(Records from a collection of figures)
______________________________
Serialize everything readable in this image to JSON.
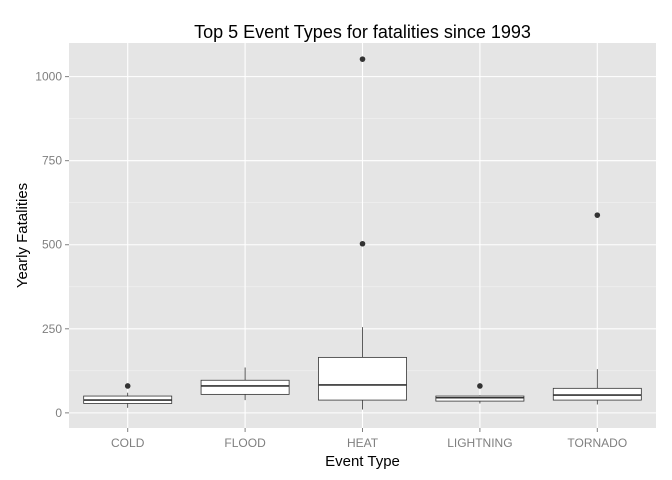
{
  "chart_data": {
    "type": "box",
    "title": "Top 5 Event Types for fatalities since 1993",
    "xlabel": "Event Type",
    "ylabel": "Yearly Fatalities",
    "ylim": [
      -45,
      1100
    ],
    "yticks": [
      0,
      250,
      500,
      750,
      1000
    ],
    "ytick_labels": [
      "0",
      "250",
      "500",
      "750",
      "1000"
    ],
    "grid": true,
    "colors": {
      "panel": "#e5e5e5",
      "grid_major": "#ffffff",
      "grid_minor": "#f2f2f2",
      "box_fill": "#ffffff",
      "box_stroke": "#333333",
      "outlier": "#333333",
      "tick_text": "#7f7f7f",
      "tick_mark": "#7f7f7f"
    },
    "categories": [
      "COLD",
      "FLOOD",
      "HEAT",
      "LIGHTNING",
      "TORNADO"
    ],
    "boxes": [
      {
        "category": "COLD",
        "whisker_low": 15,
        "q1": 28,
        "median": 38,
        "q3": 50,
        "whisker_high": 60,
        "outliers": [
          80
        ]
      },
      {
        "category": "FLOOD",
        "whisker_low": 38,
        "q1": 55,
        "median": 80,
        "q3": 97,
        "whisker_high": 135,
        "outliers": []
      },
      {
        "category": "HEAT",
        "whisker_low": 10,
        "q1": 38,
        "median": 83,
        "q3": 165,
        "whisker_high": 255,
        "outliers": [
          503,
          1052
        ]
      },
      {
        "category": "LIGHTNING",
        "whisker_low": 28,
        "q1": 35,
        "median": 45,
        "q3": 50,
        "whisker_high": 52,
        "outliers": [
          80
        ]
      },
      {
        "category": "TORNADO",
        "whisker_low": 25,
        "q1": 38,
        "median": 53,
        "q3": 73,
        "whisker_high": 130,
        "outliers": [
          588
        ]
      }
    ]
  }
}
______________________________
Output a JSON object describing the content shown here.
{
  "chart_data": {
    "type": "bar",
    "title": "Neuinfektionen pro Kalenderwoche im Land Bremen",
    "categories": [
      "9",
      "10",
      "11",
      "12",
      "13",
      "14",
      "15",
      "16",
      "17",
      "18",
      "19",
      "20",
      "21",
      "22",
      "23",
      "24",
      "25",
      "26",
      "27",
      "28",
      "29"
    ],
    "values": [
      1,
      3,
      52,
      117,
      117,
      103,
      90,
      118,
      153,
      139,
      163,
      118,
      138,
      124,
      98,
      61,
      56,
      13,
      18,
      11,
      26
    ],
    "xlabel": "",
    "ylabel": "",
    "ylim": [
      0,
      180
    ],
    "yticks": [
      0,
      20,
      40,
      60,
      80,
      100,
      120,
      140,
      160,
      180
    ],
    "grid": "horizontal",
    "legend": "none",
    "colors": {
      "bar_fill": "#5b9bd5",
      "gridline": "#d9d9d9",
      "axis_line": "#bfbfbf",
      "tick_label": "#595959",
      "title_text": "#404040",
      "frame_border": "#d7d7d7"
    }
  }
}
______________________________
[INSTRUCTIONS TO FOLLOW] Scan the material for lines with the word "category", and copy each line you find.

[EXERCISE OUTPUT]
        "category": "COLD",
        "category": "FLOOD",
        "category": "HEAT",
        "category": "LIGHTNING",
        "category": "TORNADO",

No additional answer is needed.